SUPPLIED RECORDS —
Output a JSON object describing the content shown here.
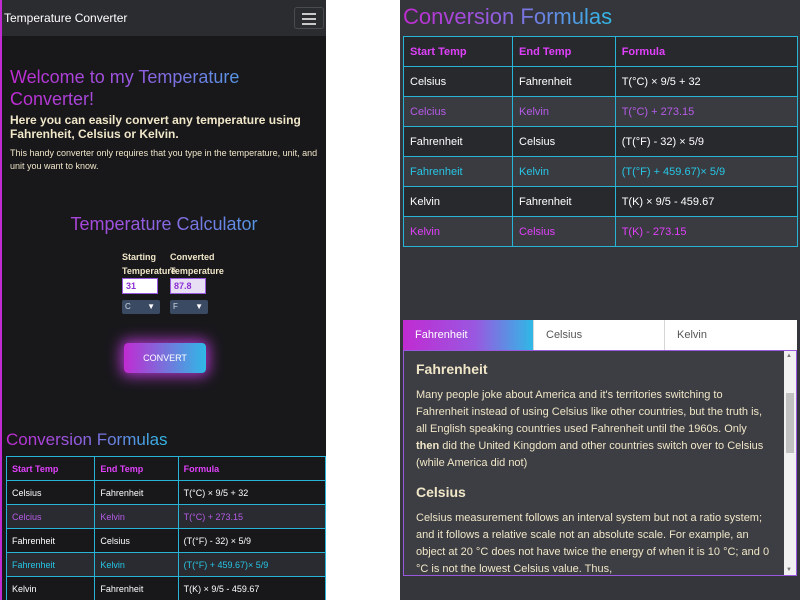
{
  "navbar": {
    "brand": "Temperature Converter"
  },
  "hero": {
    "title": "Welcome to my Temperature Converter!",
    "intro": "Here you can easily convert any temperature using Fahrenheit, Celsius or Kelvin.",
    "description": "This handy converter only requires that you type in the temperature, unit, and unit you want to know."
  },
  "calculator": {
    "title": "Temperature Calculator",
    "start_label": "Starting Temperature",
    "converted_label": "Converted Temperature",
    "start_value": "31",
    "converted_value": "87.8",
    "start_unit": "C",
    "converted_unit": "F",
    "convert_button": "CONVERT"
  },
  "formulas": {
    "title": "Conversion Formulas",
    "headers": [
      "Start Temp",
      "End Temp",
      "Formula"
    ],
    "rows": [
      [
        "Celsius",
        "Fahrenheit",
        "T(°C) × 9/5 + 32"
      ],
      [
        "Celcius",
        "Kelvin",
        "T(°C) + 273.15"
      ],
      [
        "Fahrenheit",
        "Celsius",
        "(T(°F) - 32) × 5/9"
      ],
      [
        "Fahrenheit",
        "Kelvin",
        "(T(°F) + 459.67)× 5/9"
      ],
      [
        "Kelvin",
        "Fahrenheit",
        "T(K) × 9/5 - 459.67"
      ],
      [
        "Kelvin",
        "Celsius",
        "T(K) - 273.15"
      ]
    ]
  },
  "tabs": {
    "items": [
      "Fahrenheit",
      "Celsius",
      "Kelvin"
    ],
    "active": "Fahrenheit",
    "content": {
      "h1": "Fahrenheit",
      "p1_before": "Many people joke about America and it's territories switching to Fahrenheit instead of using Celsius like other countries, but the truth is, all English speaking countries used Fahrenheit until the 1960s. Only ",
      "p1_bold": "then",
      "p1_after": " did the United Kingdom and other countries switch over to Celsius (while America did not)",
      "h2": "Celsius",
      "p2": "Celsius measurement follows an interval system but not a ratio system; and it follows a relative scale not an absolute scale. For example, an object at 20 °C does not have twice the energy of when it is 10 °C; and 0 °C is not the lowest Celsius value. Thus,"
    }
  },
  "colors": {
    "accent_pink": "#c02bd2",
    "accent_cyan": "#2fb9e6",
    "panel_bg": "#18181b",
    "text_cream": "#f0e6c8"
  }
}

EXERCISE OBJECTIVE — In this exercise, set down all of the data exactly, without the pictures.

REPLY TO THE TASK —
Output a JSON object describing the content shown here.
{
  "navbar": {
    "brand": "Temperature Converter"
  },
  "hero": {
    "title": "Welcome to my Temperature Converter!",
    "intro": "Here you can easily convert any temperature using Fahrenheit, Celsius or Kelvin.",
    "description": "This handy converter only requires that you type in the temperature, unit, and unit you want to know."
  },
  "calculator": {
    "title": "Temperature Calculator",
    "start_label": "Starting Temperature",
    "converted_label": "Converted Temperature",
    "start_value": "31",
    "converted_value": "87.8",
    "start_unit": "C",
    "converted_unit": "F",
    "convert_button": "CONVERT"
  },
  "formulas": {
    "title": "Conversion Formulas",
    "headers": [
      "Start Temp",
      "End Temp",
      "Formula"
    ],
    "rows": [
      [
        "Celsius",
        "Fahrenheit",
        "T(°C) × 9/5 + 32"
      ],
      [
        "Celcius",
        "Kelvin",
        "T(°C) + 273.15"
      ],
      [
        "Fahrenheit",
        "Celsius",
        "(T(°F) - 32) × 5/9"
      ],
      [
        "Fahrenheit",
        "Kelvin",
        "(T(°F) + 459.67)× 5/9"
      ],
      [
        "Kelvin",
        "Fahrenheit",
        "T(K) × 9/5 - 459.67"
      ],
      [
        "Kelvin",
        "Celsius",
        "T(K) - 273.15"
      ]
    ]
  },
  "tabs": {
    "items": [
      "Fahrenheit",
      "Celsius",
      "Kelvin"
    ],
    "active": "Fahrenheit",
    "content": {
      "h1": "Fahrenheit",
      "p1_before": "Many people joke about America and it's territories switching to Fahrenheit instead of using Celsius like other countries, but the truth is, all English speaking countries used Fahrenheit until the 1960s. Only ",
      "p1_bold": "then",
      "p1_after": " did the United Kingdom and other countries switch over to Celsius (while America did not)",
      "h2": "Celsius",
      "p2": "Celsius measurement follows an interval system but not a ratio system; and it follows a relative scale not an absolute scale. For example, an object at 20 °C does not have twice the energy of when it is 10 °C; and 0 °C is not the lowest Celsius value. Thus,"
    }
  },
  "colors": {
    "accent_pink": "#c02bd2",
    "accent_cyan": "#2fb9e6",
    "panel_bg": "#18181b",
    "text_cream": "#f0e6c8"
  }
}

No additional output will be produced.